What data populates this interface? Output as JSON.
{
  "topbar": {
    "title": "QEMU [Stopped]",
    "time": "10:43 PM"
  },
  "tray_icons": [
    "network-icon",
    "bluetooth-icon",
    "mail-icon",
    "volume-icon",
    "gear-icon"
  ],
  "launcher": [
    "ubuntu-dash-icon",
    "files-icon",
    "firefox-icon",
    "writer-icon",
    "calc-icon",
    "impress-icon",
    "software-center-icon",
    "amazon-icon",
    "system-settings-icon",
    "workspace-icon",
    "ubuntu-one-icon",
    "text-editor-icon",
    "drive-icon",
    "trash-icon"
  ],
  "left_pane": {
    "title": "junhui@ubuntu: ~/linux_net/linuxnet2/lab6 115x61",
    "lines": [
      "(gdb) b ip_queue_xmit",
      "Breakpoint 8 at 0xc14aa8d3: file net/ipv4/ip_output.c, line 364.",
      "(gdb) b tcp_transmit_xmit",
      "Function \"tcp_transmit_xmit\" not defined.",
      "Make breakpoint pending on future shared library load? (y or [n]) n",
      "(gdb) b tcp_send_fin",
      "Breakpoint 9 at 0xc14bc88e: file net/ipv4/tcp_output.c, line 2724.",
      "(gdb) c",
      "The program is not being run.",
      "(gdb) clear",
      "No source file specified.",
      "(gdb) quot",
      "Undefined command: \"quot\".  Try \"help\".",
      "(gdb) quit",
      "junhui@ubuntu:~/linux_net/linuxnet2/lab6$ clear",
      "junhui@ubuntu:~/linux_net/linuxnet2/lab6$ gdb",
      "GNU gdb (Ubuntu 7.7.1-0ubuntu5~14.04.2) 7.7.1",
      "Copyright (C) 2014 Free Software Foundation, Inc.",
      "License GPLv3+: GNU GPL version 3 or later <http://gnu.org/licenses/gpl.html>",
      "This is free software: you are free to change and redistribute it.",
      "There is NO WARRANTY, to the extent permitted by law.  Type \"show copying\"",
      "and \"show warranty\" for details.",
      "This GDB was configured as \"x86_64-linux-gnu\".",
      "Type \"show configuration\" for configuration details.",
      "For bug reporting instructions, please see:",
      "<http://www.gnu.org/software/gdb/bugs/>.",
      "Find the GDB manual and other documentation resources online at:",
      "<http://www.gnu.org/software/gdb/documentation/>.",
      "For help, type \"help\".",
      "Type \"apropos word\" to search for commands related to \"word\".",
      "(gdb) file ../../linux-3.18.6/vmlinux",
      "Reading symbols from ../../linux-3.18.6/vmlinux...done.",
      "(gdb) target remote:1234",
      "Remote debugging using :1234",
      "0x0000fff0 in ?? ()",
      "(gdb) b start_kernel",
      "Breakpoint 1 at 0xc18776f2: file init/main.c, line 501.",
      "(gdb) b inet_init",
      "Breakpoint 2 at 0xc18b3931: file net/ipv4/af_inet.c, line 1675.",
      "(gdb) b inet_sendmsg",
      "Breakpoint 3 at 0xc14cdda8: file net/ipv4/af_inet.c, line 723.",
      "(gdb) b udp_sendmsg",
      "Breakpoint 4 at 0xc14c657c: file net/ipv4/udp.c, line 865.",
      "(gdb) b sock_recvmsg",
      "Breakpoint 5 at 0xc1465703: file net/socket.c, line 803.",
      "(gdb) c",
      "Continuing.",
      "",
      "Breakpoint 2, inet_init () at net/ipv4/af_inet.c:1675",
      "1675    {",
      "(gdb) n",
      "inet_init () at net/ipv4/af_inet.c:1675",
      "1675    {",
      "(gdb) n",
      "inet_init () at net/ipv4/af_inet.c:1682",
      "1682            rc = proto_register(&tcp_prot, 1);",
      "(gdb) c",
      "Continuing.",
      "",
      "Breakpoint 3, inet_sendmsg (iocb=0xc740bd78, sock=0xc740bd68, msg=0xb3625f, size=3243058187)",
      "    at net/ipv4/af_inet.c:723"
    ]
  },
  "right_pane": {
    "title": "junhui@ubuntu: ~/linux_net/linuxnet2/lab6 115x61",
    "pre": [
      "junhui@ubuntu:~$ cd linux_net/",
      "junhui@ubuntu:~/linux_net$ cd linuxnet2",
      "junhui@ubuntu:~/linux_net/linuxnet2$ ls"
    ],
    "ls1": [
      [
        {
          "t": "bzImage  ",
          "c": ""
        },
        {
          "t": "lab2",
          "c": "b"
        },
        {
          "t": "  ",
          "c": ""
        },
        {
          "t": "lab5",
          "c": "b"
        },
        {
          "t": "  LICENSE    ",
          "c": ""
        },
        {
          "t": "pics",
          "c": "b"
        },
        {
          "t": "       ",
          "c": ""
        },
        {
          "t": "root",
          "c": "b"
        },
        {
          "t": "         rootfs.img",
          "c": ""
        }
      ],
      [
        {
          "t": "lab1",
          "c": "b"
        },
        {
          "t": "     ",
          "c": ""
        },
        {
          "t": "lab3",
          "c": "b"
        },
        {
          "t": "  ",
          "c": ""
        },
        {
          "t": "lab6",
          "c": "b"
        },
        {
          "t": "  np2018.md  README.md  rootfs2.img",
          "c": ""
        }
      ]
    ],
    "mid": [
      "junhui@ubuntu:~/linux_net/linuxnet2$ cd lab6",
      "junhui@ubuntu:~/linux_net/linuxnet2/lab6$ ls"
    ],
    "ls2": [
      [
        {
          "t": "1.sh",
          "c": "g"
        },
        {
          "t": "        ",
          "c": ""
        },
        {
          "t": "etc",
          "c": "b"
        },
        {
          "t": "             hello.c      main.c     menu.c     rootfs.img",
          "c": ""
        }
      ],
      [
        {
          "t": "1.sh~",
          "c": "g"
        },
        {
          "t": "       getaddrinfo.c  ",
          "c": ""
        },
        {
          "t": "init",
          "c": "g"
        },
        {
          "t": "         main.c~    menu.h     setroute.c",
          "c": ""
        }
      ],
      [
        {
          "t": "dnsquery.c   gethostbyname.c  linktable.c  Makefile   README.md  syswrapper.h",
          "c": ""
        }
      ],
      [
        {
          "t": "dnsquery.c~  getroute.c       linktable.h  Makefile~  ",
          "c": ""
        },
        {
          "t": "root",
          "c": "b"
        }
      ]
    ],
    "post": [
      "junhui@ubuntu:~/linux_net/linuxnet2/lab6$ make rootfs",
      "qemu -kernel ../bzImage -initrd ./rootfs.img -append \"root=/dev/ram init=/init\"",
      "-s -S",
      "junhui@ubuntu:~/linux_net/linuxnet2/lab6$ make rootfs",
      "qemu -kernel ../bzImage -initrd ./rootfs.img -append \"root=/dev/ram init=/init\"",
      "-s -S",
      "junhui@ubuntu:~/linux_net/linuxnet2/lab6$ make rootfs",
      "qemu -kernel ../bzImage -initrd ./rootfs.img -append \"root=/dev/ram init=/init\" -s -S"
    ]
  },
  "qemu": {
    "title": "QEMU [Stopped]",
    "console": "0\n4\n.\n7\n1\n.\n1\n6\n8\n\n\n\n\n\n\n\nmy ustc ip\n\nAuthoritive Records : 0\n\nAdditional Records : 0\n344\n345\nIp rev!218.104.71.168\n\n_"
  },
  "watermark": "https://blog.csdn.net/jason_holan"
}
________________________
Goal:
Your task is to transcribe the listing above in full, exactly as given.

Correct response:
What data populates this interface? Output as JSON.
{
  "topbar": {
    "title": "QEMU [Stopped]",
    "time": "10:43 PM"
  },
  "tray_icons": [
    "network-icon",
    "bluetooth-icon",
    "mail-icon",
    "volume-icon",
    "gear-icon"
  ],
  "launcher": [
    "ubuntu-dash-icon",
    "files-icon",
    "firefox-icon",
    "writer-icon",
    "calc-icon",
    "impress-icon",
    "software-center-icon",
    "amazon-icon",
    "system-settings-icon",
    "workspace-icon",
    "ubuntu-one-icon",
    "text-editor-icon",
    "drive-icon",
    "trash-icon"
  ],
  "left_pane": {
    "title": "junhui@ubuntu: ~/linux_net/linuxnet2/lab6 115x61",
    "lines": [
      "(gdb) b ip_queue_xmit",
      "Breakpoint 8 at 0xc14aa8d3: file net/ipv4/ip_output.c, line 364.",
      "(gdb) b tcp_transmit_xmit",
      "Function \"tcp_transmit_xmit\" not defined.",
      "Make breakpoint pending on future shared library load? (y or [n]) n",
      "(gdb) b tcp_send_fin",
      "Breakpoint 9 at 0xc14bc88e: file net/ipv4/tcp_output.c, line 2724.",
      "(gdb) c",
      "The program is not being run.",
      "(gdb) clear",
      "No source file specified.",
      "(gdb) quot",
      "Undefined command: \"quot\".  Try \"help\".",
      "(gdb) quit",
      "junhui@ubuntu:~/linux_net/linuxnet2/lab6$ clear",
      "junhui@ubuntu:~/linux_net/linuxnet2/lab6$ gdb",
      "GNU gdb (Ubuntu 7.7.1-0ubuntu5~14.04.2) 7.7.1",
      "Copyright (C) 2014 Free Software Foundation, Inc.",
      "License GPLv3+: GNU GPL version 3 or later <http://gnu.org/licenses/gpl.html>",
      "This is free software: you are free to change and redistribute it.",
      "There is NO WARRANTY, to the extent permitted by law.  Type \"show copying\"",
      "and \"show warranty\" for details.",
      "This GDB was configured as \"x86_64-linux-gnu\".",
      "Type \"show configuration\" for configuration details.",
      "For bug reporting instructions, please see:",
      "<http://www.gnu.org/software/gdb/bugs/>.",
      "Find the GDB manual and other documentation resources online at:",
      "<http://www.gnu.org/software/gdb/documentation/>.",
      "For help, type \"help\".",
      "Type \"apropos word\" to search for commands related to \"word\".",
      "(gdb) file ../../linux-3.18.6/vmlinux",
      "Reading symbols from ../../linux-3.18.6/vmlinux...done.",
      "(gdb) target remote:1234",
      "Remote debugging using :1234",
      "0x0000fff0 in ?? ()",
      "(gdb) b start_kernel",
      "Breakpoint 1 at 0xc18776f2: file init/main.c, line 501.",
      "(gdb) b inet_init",
      "Breakpoint 2 at 0xc18b3931: file net/ipv4/af_inet.c, line 1675.",
      "(gdb) b inet_sendmsg",
      "Breakpoint 3 at 0xc14cdda8: file net/ipv4/af_inet.c, line 723.",
      "(gdb) b udp_sendmsg",
      "Breakpoint 4 at 0xc14c657c: file net/ipv4/udp.c, line 865.",
      "(gdb) b sock_recvmsg",
      "Breakpoint 5 at 0xc1465703: file net/socket.c, line 803.",
      "(gdb) c",
      "Continuing.",
      "",
      "Breakpoint 2, inet_init () at net/ipv4/af_inet.c:1675",
      "1675    {",
      "(gdb) n",
      "inet_init () at net/ipv4/af_inet.c:1675",
      "1675    {",
      "(gdb) n",
      "inet_init () at net/ipv4/af_inet.c:1682",
      "1682            rc = proto_register(&tcp_prot, 1);",
      "(gdb) c",
      "Continuing.",
      "",
      "Breakpoint 3, inet_sendmsg (iocb=0xc740bd78, sock=0xc740bd68, msg=0xb3625f, size=3243058187)",
      "    at net/ipv4/af_inet.c:723"
    ]
  },
  "right_pane": {
    "title": "junhui@ubuntu: ~/linux_net/linuxnet2/lab6 115x61",
    "pre": [
      "junhui@ubuntu:~$ cd linux_net/",
      "junhui@ubuntu:~/linux_net$ cd linuxnet2",
      "junhui@ubuntu:~/linux_net/linuxnet2$ ls"
    ],
    "ls1": [
      [
        {
          "t": "bzImage  ",
          "c": ""
        },
        {
          "t": "lab2",
          "c": "b"
        },
        {
          "t": "  ",
          "c": ""
        },
        {
          "t": "lab5",
          "c": "b"
        },
        {
          "t": "  LICENSE    ",
          "c": ""
        },
        {
          "t": "pics",
          "c": "b"
        },
        {
          "t": "       ",
          "c": ""
        },
        {
          "t": "root",
          "c": "b"
        },
        {
          "t": "         rootfs.img",
          "c": ""
        }
      ],
      [
        {
          "t": "lab1",
          "c": "b"
        },
        {
          "t": "     ",
          "c": ""
        },
        {
          "t": "lab3",
          "c": "b"
        },
        {
          "t": "  ",
          "c": ""
        },
        {
          "t": "lab6",
          "c": "b"
        },
        {
          "t": "  np2018.md  README.md  rootfs2.img",
          "c": ""
        }
      ]
    ],
    "mid": [
      "junhui@ubuntu:~/linux_net/linuxnet2$ cd lab6",
      "junhui@ubuntu:~/linux_net/linuxnet2/lab6$ ls"
    ],
    "ls2": [
      [
        {
          "t": "1.sh",
          "c": "g"
        },
        {
          "t": "        ",
          "c": ""
        },
        {
          "t": "etc",
          "c": "b"
        },
        {
          "t": "             hello.c      main.c     menu.c     rootfs.img",
          "c": ""
        }
      ],
      [
        {
          "t": "1.sh~",
          "c": "g"
        },
        {
          "t": "       getaddrinfo.c  ",
          "c": ""
        },
        {
          "t": "init",
          "c": "g"
        },
        {
          "t": "         main.c~    menu.h     setroute.c",
          "c": ""
        }
      ],
      [
        {
          "t": "dnsquery.c   gethostbyname.c  linktable.c  Makefile   README.md  syswrapper.h",
          "c": ""
        }
      ],
      [
        {
          "t": "dnsquery.c~  getroute.c       linktable.h  Makefile~  ",
          "c": ""
        },
        {
          "t": "root",
          "c": "b"
        }
      ]
    ],
    "post": [
      "junhui@ubuntu:~/linux_net/linuxnet2/lab6$ make rootfs",
      "qemu -kernel ../bzImage -initrd ./rootfs.img -append \"root=/dev/ram init=/init\"",
      "-s -S",
      "junhui@ubuntu:~/linux_net/linuxnet2/lab6$ make rootfs",
      "qemu -kernel ../bzImage -initrd ./rootfs.img -append \"root=/dev/ram init=/init\"",
      "-s -S",
      "junhui@ubuntu:~/linux_net/linuxnet2/lab6$ make rootfs",
      "qemu -kernel ../bzImage -initrd ./rootfs.img -append \"root=/dev/ram init=/init\" -s -S"
    ]
  },
  "qemu": {
    "title": "QEMU [Stopped]",
    "console": "0\n4\n.\n7\n1\n.\n1\n6\n8\n\n\n\n\n\n\n\nmy ustc ip\n\nAuthoritive Records : 0\n\nAdditional Records : 0\n344\n345\nIp rev!218.104.71.168\n\n_"
  },
  "watermark": "https://blog.csdn.net/jason_holan"
}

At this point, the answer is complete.